WHAT IS ASKED:
Pick out each line containing the string "COGS".

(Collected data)
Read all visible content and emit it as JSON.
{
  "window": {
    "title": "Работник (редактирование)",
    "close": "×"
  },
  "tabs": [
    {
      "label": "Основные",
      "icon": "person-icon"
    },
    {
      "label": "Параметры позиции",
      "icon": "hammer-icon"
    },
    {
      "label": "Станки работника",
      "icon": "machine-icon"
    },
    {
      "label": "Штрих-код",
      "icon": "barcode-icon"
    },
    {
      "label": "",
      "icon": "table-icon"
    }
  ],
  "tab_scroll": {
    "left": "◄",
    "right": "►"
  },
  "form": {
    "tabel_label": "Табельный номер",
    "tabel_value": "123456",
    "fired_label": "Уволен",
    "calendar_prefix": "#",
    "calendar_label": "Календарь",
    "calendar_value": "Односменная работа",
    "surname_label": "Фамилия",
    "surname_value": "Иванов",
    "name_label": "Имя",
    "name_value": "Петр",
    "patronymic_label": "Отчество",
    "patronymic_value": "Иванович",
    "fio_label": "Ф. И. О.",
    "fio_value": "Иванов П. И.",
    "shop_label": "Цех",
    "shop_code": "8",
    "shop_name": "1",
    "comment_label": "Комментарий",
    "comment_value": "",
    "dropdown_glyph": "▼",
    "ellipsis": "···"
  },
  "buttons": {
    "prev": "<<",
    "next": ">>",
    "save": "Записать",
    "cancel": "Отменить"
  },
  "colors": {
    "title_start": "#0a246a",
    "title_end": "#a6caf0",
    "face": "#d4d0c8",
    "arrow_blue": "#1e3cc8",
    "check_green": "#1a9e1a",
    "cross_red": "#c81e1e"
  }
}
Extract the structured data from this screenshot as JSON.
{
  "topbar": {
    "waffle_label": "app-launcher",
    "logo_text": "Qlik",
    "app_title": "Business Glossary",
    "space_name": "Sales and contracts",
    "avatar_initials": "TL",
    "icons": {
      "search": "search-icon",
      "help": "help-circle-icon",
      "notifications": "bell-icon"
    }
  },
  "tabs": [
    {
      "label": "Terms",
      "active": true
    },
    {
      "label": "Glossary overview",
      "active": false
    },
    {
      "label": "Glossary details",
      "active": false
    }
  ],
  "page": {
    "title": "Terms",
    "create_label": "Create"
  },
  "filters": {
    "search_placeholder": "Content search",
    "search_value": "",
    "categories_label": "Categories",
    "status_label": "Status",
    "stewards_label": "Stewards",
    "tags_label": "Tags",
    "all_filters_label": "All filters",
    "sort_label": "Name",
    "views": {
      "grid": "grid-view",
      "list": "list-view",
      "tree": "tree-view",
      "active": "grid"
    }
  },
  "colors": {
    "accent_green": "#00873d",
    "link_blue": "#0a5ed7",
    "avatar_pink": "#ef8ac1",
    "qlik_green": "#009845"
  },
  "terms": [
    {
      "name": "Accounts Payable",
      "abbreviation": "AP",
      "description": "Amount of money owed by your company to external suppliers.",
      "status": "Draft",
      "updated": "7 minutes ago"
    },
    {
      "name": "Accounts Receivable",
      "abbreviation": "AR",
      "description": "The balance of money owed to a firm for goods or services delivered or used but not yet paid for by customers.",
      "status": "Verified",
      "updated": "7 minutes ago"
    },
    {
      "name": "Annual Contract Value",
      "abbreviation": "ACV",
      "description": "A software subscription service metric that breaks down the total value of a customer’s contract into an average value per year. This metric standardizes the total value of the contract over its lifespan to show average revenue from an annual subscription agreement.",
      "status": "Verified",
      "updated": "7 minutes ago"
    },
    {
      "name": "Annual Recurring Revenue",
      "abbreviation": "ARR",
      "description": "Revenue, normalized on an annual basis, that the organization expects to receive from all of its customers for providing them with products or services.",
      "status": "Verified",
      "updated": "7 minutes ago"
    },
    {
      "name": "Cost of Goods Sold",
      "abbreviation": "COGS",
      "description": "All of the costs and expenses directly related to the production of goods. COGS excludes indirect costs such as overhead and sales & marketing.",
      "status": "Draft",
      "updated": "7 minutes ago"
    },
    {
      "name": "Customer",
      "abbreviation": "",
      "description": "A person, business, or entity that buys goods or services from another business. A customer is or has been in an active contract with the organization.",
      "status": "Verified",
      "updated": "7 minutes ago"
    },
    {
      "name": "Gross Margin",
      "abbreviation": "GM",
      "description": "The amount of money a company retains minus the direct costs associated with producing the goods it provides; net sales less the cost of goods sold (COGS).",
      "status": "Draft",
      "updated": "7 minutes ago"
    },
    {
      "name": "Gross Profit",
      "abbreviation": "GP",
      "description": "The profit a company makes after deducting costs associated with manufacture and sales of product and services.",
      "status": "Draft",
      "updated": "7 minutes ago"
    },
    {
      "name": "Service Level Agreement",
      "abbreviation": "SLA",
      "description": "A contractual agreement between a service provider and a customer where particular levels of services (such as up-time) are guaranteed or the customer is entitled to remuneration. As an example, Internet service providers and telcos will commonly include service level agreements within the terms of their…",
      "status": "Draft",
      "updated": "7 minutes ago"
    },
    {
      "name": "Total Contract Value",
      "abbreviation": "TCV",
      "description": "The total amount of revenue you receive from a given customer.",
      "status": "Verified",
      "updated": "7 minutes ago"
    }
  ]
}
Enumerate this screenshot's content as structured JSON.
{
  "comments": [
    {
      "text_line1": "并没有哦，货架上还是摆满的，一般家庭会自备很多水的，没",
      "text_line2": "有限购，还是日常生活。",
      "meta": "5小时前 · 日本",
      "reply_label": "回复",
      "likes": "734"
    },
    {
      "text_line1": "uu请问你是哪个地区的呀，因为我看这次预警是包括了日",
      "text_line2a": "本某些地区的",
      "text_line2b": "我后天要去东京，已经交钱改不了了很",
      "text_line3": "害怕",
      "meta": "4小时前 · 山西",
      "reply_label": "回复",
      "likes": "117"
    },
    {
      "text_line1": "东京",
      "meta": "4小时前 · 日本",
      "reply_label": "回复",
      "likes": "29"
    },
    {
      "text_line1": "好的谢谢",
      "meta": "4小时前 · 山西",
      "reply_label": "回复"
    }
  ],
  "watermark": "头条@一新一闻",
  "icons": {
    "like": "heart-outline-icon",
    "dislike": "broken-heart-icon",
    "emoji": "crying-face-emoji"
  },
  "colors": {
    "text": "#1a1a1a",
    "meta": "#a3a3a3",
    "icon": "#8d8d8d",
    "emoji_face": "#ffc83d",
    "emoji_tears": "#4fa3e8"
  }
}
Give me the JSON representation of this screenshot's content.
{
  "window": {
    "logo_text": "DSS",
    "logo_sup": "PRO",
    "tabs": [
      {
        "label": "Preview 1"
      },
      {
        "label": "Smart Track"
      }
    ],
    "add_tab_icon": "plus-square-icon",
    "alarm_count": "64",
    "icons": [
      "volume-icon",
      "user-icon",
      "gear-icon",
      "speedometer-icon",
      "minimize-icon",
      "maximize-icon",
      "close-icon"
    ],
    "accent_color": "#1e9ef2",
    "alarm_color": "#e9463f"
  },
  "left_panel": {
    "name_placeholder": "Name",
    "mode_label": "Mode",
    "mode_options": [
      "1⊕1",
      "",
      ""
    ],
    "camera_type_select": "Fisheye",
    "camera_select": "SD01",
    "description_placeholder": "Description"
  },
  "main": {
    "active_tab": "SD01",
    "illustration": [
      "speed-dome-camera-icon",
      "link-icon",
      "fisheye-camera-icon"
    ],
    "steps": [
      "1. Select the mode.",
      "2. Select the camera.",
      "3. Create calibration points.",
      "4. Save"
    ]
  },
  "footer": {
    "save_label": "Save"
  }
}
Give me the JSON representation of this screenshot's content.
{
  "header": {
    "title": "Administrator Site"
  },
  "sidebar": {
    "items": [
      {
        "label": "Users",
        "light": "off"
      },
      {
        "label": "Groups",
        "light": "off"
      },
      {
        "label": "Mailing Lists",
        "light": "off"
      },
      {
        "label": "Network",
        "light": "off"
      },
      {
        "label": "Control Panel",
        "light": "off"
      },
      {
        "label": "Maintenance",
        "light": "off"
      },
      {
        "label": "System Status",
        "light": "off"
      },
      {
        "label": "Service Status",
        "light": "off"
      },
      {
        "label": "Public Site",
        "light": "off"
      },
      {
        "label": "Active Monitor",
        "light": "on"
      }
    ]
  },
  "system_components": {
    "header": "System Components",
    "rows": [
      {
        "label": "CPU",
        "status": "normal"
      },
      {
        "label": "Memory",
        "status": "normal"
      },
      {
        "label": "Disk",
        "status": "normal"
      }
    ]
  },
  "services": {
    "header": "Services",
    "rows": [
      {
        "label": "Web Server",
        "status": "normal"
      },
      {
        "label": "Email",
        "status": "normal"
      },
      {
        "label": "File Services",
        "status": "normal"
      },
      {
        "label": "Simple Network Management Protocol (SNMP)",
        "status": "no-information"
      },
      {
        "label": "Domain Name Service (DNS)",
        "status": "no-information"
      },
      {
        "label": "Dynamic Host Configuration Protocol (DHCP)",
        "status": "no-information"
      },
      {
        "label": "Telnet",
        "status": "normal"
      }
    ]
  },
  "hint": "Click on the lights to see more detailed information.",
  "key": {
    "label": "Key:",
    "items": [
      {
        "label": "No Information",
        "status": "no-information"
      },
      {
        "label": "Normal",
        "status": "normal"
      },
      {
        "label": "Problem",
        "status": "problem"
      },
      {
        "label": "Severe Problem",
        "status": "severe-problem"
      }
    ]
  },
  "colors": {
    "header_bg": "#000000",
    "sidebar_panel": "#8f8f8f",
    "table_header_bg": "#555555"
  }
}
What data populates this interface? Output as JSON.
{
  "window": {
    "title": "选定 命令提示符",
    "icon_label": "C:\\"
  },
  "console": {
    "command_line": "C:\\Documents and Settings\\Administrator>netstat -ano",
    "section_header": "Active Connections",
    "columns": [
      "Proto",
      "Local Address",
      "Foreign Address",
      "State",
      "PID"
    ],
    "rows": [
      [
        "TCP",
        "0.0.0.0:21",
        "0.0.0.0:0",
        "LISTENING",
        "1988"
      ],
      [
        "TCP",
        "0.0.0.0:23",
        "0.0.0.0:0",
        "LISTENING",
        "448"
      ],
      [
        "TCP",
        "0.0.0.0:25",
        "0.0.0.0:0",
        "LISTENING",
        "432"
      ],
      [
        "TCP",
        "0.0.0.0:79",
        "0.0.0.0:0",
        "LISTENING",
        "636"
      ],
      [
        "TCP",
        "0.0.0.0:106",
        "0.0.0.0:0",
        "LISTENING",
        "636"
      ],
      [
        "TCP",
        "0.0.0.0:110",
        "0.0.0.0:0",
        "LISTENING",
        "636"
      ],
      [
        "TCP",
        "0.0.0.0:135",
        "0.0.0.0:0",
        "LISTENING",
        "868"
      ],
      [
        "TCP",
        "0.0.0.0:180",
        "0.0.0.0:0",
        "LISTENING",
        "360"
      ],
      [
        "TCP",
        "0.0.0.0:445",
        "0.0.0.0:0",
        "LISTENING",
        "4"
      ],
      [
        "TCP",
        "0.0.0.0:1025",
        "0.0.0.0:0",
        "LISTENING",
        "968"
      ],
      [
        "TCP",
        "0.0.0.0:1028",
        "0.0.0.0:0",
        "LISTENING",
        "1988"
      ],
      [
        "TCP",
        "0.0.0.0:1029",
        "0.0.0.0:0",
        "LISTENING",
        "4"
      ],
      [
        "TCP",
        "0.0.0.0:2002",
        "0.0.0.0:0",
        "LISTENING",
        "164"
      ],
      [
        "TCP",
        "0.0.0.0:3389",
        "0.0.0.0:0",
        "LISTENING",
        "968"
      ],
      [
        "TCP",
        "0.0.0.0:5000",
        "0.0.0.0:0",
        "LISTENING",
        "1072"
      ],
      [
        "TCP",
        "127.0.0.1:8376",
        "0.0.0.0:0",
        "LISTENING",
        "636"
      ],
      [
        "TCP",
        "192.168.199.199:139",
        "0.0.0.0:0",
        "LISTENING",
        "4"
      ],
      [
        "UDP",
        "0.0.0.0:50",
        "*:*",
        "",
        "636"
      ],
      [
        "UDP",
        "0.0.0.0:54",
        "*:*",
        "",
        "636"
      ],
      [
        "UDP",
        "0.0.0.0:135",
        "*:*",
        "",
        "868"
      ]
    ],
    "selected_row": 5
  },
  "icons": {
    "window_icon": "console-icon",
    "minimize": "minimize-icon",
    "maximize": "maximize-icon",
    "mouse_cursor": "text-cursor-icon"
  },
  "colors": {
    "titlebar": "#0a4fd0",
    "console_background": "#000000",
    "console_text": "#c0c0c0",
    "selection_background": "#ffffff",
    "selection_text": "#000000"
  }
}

REPLY TO THE TASK:
      "abbreviation": "COGS",
      "description": "All of the costs and expenses directly related to the production of goods. COGS excludes indirect costs such as overhead and sales & marketing.",
      "description": "The amount of money a company retains minus the direct costs associated with producing the goods it provides; net sales less the cost of goods sold (COGS).",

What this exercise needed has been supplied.